Report the number of lines that include "Федерации", with no additional text.
___ Materials provided
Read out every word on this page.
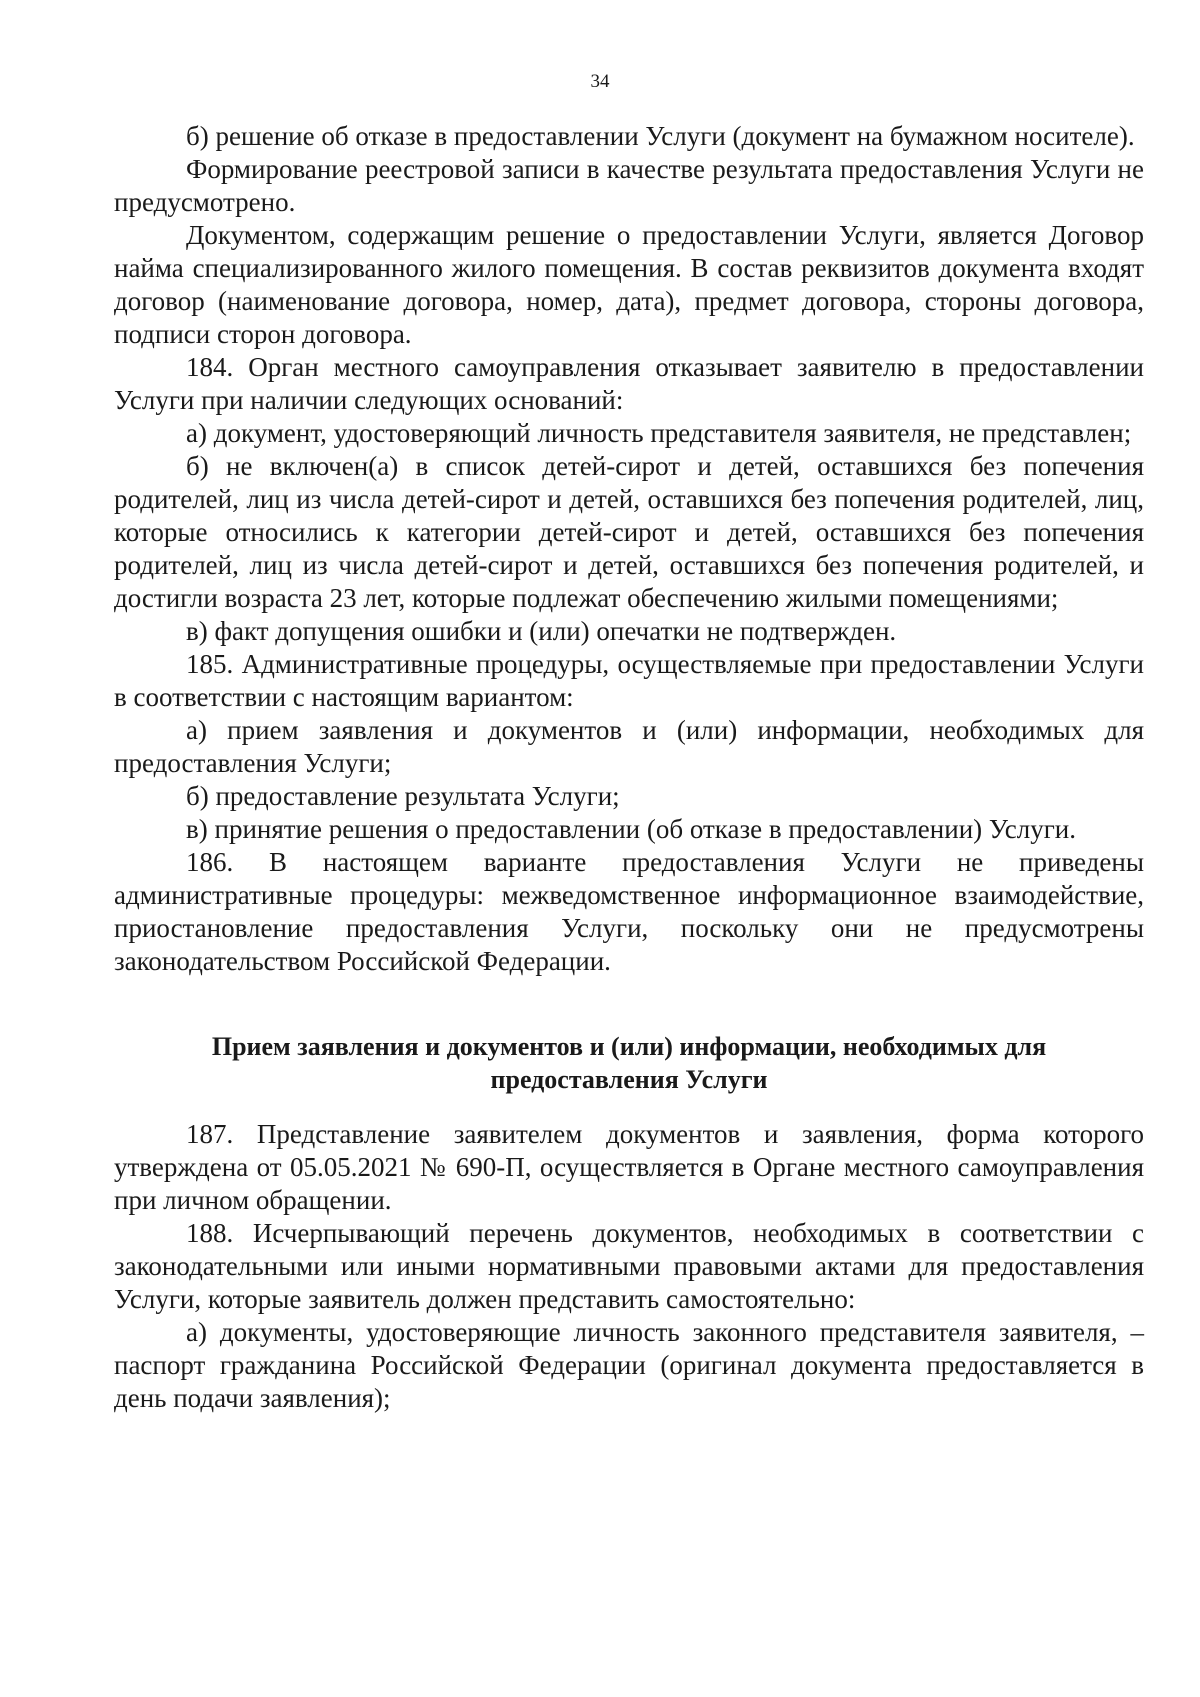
34

б) решение об отказе в предоставлении Услуги (документ на бумажном носителе).

Формирование реестровой записи в качестве результата предоставления Услуги не предусмотрено.

Документом, содержащим решение о предоставлении Услуги, является Договор найма специализированного жилого помещения. В состав реквизитов документа входят договор (наименование договора, номер, дата), предмет договора, стороны договора, подписи сторон договора.

184. Орган местного самоуправления отказывает заявителю в предоставлении Услуги при наличии следующих оснований:

а) документ, удостоверяющий личность представителя заявителя, не представлен;

б) не включен(а) в список детей-сирот и детей, оставшихся без попечения родителей, лиц из числа детей-сирот и детей, оставшихся без попечения родителей, лиц, которые относились к категории детей-сирот и детей, оставшихся без попечения родителей, лиц из числа детей-сирот и детей, оставшихся без попечения родителей, и достигли возраста 23 лет, которые подлежат обеспечению жилыми помещениями;

в) факт допущения ошибки и (или) опечатки не подтвержден.

185. Административные процедуры, осуществляемые при предоставлении Услуги в соответствии с настоящим вариантом:

а) прием заявления и документов и (или) информации, необходимых для предоставления Услуги;

б) предоставление результата Услуги;

в) принятие решения о предоставлении (об отказе в предоставлении) Услуги.

186. В настоящем варианте предоставления Услуги не приведены административные процедуры: межведомственное информационное взаимодействие, приостановление предоставления Услуги, поскольку они не предусмотрены законодательством Российской Федерации.

Прием заявления и документов и (или) информации, необходимых для предоставления Услуги

187. Представление заявителем документов и заявления, форма которого утверждена от 05.05.2021 № 690-П, осуществляется в Органе местного самоуправления при личном обращении.

188. Исчерпывающий перечень документов, необходимых в соответствии с законодательными или иными нормативными правовыми актами для предоставления Услуги, которые заявитель должен представить самостоятельно:

а) документы, удостоверяющие личность законного представителя заявителя, – паспорт гражданина Российской Федерации (оригинал документа предоставляется в день подачи заявления);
______
## [Exercise response]
2